Stated task:
Extract every line of the material that holds the string "JSON".

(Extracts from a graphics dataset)
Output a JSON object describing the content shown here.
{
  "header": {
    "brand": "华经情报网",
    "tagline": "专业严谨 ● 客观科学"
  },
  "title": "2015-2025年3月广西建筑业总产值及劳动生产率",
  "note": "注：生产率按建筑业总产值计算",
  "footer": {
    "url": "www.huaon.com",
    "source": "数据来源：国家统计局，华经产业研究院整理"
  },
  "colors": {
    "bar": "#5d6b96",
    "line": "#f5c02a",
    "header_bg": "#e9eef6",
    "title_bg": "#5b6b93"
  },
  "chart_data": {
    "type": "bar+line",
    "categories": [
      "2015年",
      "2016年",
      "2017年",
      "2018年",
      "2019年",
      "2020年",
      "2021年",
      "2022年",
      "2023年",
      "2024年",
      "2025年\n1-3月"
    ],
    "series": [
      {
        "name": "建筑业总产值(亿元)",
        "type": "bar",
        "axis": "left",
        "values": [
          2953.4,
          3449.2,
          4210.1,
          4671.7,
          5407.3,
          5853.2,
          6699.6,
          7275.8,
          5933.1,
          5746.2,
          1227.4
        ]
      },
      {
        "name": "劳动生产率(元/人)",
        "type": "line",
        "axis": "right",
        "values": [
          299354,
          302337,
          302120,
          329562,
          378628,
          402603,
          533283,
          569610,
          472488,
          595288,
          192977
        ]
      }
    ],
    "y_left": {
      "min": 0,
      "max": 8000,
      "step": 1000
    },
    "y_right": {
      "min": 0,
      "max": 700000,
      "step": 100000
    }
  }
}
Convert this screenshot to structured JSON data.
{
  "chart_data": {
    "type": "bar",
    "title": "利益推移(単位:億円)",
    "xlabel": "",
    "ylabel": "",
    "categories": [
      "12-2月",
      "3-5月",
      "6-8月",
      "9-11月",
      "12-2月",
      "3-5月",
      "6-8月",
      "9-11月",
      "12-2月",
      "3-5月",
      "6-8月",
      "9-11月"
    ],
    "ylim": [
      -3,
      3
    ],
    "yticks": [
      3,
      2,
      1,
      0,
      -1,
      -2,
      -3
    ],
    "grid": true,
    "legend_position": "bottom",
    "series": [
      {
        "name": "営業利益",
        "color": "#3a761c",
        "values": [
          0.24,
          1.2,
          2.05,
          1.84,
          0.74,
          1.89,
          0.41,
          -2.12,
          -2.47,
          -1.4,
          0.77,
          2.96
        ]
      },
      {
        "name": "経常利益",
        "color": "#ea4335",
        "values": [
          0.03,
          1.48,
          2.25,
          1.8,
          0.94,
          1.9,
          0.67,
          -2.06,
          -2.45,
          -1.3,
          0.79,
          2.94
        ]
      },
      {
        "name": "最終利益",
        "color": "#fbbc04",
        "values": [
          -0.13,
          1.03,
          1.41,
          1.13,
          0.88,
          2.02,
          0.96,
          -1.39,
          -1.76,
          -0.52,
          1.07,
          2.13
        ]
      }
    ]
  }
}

The result:
Output a JSON object describing the content shown here.
Convert this screenshot to structured JSON data.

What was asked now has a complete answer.